Read the lines below and count those that have the word "will". Respond with the number only.

*GIVEN DATA*:
..............................

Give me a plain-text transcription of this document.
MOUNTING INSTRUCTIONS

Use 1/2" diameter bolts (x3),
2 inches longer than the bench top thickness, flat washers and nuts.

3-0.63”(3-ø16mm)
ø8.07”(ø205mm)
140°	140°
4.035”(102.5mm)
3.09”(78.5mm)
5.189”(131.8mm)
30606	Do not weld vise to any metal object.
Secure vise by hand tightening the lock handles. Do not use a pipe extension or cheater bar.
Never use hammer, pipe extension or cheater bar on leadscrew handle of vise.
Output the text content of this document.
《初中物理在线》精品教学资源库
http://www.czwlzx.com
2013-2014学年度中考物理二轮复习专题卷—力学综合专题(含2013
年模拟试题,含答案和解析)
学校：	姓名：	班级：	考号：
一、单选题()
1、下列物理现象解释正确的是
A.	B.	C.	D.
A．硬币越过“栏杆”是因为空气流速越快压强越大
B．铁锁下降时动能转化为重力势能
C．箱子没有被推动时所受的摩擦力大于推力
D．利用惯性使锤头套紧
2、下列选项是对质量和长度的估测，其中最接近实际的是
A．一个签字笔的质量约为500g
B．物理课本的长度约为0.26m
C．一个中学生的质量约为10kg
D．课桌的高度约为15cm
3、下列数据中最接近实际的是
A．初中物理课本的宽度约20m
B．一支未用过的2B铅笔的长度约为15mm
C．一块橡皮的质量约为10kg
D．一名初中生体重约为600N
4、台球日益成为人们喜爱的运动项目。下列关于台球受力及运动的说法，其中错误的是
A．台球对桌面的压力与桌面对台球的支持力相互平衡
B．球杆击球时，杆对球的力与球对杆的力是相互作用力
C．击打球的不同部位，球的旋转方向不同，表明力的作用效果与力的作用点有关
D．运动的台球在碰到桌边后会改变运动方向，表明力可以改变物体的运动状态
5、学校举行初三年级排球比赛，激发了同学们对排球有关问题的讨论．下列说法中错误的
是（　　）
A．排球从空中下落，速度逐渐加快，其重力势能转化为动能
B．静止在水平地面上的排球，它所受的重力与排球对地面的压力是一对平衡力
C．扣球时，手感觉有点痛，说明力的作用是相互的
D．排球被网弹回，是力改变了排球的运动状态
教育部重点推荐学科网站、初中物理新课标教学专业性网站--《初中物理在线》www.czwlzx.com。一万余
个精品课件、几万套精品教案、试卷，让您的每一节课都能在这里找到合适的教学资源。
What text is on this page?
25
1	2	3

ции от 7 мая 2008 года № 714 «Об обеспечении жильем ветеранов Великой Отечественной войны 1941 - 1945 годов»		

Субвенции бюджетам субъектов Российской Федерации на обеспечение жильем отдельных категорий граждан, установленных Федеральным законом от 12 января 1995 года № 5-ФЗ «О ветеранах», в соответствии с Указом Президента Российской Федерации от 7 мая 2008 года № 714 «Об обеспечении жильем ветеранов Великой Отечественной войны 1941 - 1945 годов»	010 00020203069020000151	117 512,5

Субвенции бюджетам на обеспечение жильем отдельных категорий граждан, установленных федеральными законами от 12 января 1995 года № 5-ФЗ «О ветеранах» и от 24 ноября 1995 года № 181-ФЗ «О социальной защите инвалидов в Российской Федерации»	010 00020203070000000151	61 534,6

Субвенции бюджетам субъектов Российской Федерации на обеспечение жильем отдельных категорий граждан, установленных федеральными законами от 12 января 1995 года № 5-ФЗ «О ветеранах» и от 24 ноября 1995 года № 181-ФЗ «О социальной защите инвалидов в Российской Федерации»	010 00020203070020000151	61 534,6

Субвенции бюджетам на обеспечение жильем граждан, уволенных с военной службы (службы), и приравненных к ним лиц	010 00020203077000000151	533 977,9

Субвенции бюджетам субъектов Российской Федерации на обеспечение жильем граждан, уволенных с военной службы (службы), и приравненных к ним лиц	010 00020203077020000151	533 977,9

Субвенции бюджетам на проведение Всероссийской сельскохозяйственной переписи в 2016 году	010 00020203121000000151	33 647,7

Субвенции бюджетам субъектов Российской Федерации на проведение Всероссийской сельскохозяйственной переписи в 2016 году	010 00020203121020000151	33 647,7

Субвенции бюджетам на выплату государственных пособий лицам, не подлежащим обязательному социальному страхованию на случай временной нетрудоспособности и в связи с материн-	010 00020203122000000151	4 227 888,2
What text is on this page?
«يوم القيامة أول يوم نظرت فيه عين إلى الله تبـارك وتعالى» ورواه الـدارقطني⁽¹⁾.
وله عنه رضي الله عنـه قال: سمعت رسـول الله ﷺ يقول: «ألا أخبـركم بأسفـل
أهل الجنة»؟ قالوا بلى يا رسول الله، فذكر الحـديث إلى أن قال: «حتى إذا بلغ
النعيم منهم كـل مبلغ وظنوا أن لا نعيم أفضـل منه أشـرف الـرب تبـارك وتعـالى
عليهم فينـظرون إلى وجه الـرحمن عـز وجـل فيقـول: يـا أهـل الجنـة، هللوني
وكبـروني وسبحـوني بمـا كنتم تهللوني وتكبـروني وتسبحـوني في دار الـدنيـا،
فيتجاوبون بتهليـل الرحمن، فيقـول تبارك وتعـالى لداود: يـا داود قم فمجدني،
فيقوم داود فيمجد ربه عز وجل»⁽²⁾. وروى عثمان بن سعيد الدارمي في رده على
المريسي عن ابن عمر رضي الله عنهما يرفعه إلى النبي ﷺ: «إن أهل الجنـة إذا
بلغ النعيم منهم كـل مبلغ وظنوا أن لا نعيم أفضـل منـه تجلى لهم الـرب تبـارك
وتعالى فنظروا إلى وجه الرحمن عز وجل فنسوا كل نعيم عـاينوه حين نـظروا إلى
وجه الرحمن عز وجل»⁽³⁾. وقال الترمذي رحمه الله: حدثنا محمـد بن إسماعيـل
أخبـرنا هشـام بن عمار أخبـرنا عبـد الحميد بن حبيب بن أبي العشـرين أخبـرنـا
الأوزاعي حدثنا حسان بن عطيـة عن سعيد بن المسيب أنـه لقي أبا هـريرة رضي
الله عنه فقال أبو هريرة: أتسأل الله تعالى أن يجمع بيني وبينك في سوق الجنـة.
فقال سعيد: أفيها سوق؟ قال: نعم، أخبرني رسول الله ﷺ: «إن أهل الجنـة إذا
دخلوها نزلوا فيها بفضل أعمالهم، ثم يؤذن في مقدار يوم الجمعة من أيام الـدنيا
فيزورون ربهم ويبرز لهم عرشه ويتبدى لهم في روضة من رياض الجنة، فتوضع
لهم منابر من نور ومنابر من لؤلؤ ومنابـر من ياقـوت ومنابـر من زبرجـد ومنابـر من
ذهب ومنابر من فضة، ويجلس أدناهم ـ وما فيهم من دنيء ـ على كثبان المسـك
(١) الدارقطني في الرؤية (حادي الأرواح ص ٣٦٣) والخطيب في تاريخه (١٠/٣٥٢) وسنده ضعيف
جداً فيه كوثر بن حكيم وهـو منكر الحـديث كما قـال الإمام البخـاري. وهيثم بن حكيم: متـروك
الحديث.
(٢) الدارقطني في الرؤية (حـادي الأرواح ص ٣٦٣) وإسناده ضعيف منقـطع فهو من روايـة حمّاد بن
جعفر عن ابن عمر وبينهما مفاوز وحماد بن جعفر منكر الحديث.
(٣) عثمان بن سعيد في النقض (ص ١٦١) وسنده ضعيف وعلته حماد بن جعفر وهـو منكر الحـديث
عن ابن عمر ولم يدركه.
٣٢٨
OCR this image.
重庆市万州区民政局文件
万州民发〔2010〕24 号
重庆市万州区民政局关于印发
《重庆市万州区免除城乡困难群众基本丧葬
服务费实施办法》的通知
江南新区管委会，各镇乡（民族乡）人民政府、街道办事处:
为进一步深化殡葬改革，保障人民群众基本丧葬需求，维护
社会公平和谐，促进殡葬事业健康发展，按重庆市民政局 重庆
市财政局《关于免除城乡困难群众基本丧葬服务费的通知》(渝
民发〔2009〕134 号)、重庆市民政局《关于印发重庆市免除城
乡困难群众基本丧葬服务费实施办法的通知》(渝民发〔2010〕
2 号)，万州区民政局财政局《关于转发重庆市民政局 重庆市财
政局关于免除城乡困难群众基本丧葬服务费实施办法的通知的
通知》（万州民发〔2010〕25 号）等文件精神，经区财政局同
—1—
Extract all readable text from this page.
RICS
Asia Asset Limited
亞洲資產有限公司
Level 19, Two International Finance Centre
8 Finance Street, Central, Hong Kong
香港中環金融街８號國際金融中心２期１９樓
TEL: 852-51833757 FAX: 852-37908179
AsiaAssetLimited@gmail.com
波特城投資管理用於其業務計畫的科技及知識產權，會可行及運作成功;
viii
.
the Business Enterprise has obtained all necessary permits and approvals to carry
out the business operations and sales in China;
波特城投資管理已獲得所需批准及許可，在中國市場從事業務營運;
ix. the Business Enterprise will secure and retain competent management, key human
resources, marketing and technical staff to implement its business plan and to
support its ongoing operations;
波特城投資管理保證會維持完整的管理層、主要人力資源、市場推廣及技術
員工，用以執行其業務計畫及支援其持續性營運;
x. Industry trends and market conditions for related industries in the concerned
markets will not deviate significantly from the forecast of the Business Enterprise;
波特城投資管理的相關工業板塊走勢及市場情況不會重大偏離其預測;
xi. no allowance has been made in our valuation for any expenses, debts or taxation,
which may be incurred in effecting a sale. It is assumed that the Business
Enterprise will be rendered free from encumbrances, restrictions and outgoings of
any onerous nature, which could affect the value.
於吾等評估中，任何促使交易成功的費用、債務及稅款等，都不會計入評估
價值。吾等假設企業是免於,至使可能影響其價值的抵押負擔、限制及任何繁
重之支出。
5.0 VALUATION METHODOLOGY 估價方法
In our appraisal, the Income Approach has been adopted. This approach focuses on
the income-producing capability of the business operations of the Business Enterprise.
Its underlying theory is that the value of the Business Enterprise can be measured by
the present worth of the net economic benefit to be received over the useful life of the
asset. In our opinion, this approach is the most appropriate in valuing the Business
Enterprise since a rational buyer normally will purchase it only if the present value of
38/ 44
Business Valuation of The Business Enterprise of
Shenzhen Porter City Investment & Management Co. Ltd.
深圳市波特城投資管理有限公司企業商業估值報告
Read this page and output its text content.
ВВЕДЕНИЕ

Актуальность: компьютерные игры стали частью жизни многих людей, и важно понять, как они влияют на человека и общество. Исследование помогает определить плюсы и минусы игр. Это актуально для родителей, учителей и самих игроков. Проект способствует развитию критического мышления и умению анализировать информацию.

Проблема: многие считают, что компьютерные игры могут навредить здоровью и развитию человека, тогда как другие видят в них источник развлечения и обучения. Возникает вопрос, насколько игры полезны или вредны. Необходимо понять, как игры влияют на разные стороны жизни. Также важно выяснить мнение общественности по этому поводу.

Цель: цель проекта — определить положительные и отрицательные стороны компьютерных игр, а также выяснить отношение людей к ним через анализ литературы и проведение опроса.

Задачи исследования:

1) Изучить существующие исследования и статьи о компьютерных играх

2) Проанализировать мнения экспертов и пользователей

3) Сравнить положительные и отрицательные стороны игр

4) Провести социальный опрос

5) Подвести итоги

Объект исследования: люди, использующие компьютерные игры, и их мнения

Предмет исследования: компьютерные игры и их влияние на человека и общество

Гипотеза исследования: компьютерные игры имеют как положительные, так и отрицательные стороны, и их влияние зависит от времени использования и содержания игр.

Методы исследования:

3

..............................

*FINAL RESULT*: 4